Retype all the records with nothing changed.

================

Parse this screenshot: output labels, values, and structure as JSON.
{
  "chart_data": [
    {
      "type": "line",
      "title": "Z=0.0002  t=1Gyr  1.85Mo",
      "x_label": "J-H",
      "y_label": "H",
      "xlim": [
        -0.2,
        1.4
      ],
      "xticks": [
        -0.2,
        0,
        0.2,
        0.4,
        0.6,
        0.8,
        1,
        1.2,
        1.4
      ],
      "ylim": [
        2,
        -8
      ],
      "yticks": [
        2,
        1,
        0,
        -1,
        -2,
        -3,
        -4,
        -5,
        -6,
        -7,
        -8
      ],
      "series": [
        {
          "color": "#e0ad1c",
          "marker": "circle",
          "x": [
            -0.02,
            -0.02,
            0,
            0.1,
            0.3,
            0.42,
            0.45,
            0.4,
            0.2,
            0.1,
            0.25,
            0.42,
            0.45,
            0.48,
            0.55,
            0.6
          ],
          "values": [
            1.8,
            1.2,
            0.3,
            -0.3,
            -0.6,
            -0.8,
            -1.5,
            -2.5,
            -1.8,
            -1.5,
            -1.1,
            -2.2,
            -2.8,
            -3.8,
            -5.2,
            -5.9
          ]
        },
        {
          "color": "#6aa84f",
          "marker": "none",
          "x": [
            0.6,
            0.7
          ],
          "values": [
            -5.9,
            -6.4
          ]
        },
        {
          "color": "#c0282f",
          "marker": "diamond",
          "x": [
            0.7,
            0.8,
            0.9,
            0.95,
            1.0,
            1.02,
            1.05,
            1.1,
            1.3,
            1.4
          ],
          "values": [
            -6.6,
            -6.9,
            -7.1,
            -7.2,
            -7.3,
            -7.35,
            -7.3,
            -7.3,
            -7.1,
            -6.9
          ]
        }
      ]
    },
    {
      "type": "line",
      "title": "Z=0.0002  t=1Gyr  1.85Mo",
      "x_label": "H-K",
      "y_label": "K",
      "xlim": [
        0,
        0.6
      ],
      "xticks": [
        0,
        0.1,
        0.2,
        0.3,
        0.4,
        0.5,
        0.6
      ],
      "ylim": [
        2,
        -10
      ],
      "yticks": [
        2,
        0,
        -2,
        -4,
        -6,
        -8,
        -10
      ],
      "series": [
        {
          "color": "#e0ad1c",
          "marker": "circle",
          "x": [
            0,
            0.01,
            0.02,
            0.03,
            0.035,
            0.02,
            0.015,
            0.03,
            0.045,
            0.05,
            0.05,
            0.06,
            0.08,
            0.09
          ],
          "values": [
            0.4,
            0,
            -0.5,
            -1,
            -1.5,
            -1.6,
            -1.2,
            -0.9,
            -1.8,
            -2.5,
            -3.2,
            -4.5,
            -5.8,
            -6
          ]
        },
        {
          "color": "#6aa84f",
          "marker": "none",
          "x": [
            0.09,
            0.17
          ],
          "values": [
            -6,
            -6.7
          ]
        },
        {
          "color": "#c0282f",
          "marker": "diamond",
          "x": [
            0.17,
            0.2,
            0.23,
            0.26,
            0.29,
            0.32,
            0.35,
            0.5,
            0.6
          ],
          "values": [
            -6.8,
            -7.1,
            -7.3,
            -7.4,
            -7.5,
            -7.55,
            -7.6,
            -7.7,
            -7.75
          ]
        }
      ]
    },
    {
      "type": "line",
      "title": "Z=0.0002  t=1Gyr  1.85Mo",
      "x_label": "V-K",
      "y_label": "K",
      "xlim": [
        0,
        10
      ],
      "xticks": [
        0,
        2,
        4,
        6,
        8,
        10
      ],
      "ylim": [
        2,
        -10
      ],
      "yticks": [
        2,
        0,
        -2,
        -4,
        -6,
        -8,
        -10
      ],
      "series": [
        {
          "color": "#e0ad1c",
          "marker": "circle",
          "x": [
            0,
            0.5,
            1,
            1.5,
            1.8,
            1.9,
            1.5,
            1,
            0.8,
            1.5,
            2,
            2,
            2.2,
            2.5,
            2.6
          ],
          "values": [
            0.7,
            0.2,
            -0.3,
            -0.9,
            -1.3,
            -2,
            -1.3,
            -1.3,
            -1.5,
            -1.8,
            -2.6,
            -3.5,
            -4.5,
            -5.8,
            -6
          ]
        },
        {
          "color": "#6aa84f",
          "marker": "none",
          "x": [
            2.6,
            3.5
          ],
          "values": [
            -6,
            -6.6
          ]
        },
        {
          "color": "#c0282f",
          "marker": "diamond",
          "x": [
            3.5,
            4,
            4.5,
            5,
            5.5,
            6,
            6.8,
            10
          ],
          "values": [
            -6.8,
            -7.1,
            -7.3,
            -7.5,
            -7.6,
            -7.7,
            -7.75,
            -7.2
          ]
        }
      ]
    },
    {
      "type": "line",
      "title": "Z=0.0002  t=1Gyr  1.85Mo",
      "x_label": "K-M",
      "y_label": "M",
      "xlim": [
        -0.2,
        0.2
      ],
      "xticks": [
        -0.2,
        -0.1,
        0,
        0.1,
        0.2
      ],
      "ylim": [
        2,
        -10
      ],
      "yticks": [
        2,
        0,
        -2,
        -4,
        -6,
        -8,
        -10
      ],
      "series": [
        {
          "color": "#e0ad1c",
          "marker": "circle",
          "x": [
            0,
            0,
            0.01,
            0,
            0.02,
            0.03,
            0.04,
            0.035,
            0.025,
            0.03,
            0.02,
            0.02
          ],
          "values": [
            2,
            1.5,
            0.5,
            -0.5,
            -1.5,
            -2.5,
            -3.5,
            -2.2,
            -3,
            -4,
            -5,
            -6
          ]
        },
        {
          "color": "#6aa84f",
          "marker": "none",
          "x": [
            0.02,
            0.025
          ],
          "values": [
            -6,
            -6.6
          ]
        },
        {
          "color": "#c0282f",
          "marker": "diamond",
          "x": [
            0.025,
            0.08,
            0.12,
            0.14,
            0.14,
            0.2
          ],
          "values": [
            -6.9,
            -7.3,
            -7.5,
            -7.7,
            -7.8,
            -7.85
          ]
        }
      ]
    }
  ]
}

================

→ **Output for this task**:
Parse this screenshot: output labels, values, and structure as JSON.
{
  "chart_data": [
    {
      "type": "line",
      "title": "Z=0.0002  t=1Gyr  1.85Mo",
      "x_label": "J-H",
      "y_label": "H",
      "xlim": [
        -0.2,
        1.4
      ],
      "xticks": [
        -0.2,
        0,
        0.2,
        0.4,
        0.6,
        0.8,
        1,
        1.2,
        1.4
      ],
      "ylim": [
        2,
        -8
      ],
      "yticks": [
        2,
        1,
        0,
        -1,
        -2,
        -3,
        -4,
        -5,
        -6,
        -7,
        -8
      ],
      "series": [
        {
          "color": "#e0ad1c",
          "marker": "circle",
          "x": [
            -0.02,
            -0.02,
            0,
            0.1,
            0.3,
            0.42,
            0.45,
            0.4,
            0.2,
            0.1,
            0.25,
            0.42,
            0.45,
            0.48,
            0.55,
            0.6
          ],
          "values": [
            1.8,
            1.2,
            0.3,
            -0.3,
            -0.6,
            -0.8,
            -1.5,
            -2.5,
            -1.8,
            -1.5,
            -1.1,
            -2.2,
            -2.8,
            -3.8,
            -5.2,
            -5.9
          ]
        },
        {
          "color": "#6aa84f",
          "marker": "none",
          "x": [
            0.6,
            0.7
          ],
          "values": [
            -5.9,
            -6.4
          ]
        },
        {
          "color": "#c0282f",
          "marker": "diamond",
          "x": [
            0.7,
            0.8,
            0.9,
            0.95,
            1.0,
            1.02,
            1.05,
            1.1,
            1.3,
            1.4
          ],
          "values": [
            -6.6,
            -6.9,
            -7.1,
            -7.2,
            -7.3,
            -7.35,
            -7.3,
            -7.3,
            -7.1,
            -6.9
          ]
        }
      ]
    },
    {
      "type": "line",
      "title": "Z=0.0002  t=1Gyr  1.85Mo",
      "x_label": "H-K",
      "y_label": "K",
      "xlim": [
        0,
        0.6
      ],
      "xticks": [
        0,
        0.1,
        0.2,
        0.3,
        0.4,
        0.5,
        0.6
      ],
      "ylim": [
        2,
        -10
      ],
      "yticks": [
        2,
        0,
        -2,
        -4,
        -6,
        -8,
        -10
      ],
      "series": [
        {
          "color": "#e0ad1c",
          "marker": "circle",
          "x": [
            0,
            0.01,
            0.02,
            0.03,
            0.035,
            0.02,
            0.015,
            0.03,
            0.045,
            0.05,
            0.05,
            0.06,
            0.08,
            0.09
          ],
          "values": [
            0.4,
            0,
            -0.5,
            -1,
            -1.5,
            -1.6,
            -1.2,
            -0.9,
            -1.8,
            -2.5,
            -3.2,
            -4.5,
            -5.8,
            -6
          ]
        },
        {
          "color": "#6aa84f",
          "marker": "none",
          "x": [
            0.09,
            0.17
          ],
          "values": [
            -6,
            -6.7
          ]
        },
        {
          "color": "#c0282f",
          "marker": "diamond",
          "x": [
            0.17,
            0.2,
            0.23,
            0.26,
            0.29,
            0.32,
            0.35,
            0.5,
            0.6
          ],
          "values": [
            -6.8,
            -7.1,
            -7.3,
            -7.4,
            -7.5,
            -7.55,
            -7.6,
            -7.7,
            -7.75
          ]
        }
      ]
    },
    {
      "type": "line",
      "title": "Z=0.0002  t=1Gyr  1.85Mo",
      "x_label": "V-K",
      "y_label": "K",
      "xlim": [
        0,
        10
      ],
      "xticks": [
        0,
        2,
        4,
        6,
        8,
        10
      ],
      "ylim": [
        2,
        -10
      ],
      "yticks": [
        2,
        0,
        -2,
        -4,
        -6,
        -8,
        -10
      ],
      "series": [
        {
          "color": "#e0ad1c",
          "marker": "circle",
          "x": [
            0,
            0.5,
            1,
            1.5,
            1.8,
            1.9,
            1.5,
            1,
            0.8,
            1.5,
            2,
            2,
            2.2,
            2.5,
            2.6
          ],
          "values": [
            0.7,
            0.2,
            -0.3,
            -0.9,
            -1.3,
            -2,
            -1.3,
            -1.3,
            -1.5,
            -1.8,
            -2.6,
            -3.5,
            -4.5,
            -5.8,
            -6
          ]
        },
        {
          "color": "#6aa84f",
          "marker": "none",
          "x": [
            2.6,
            3.5
          ],
          "values": [
            -6,
            -6.6
          ]
        },
        {
          "color": "#c0282f",
          "marker": "diamond",
          "x": [
            3.5,
            4,
            4.5,
            5,
            5.5,
            6,
            6.8,
            10
          ],
          "values": [
            -6.8,
            -7.1,
            -7.3,
            -7.5,
            -7.6,
            -7.7,
            -7.75,
            -7.2
          ]
        }
      ]
    },
    {
      "type": "line",
      "title": "Z=0.0002  t=1Gyr  1.85Mo",
      "x_label": "K-M",
      "y_label": "M",
      "xlim": [
        -0.2,
        0.2
      ],
      "xticks": [
        -0.2,
        -0.1,
        0,
        0.1,
        0.2
      ],
      "ylim": [
        2,
        -10
      ],
      "yticks": [
        2,
        0,
        -2,
        -4,
        -6,
        -8,
        -10
      ],
      "series": [
        {
          "color": "#e0ad1c",
          "marker": "circle",
          "x": [
            0,
            0,
            0.01,
            0,
            0.02,
            0.03,
            0.04,
            0.035,
            0.025,
            0.03,
            0.02,
            0.02
          ],
          "values": [
            2,
            1.5,
            0.5,
            -0.5,
            -1.5,
            -2.5,
            -3.5,
            -2.2,
            -3,
            -4,
            -5,
            -6
          ]
        },
        {
          "color": "#6aa84f",
          "marker": "none",
          "x": [
            0.02,
            0.025
          ],
          "values": [
            -6,
            -6.6
          ]
        },
        {
          "color": "#c0282f",
          "marker": "diamond",
          "x": [
            0.025,
            0.08,
            0.12,
            0.14,
            0.14,
            0.2
          ],
          "values": [
            -6.9,
            -7.3,
            -7.5,
            -7.7,
            -7.8,
            -7.85
          ]
        }
      ]
    }
  ]
}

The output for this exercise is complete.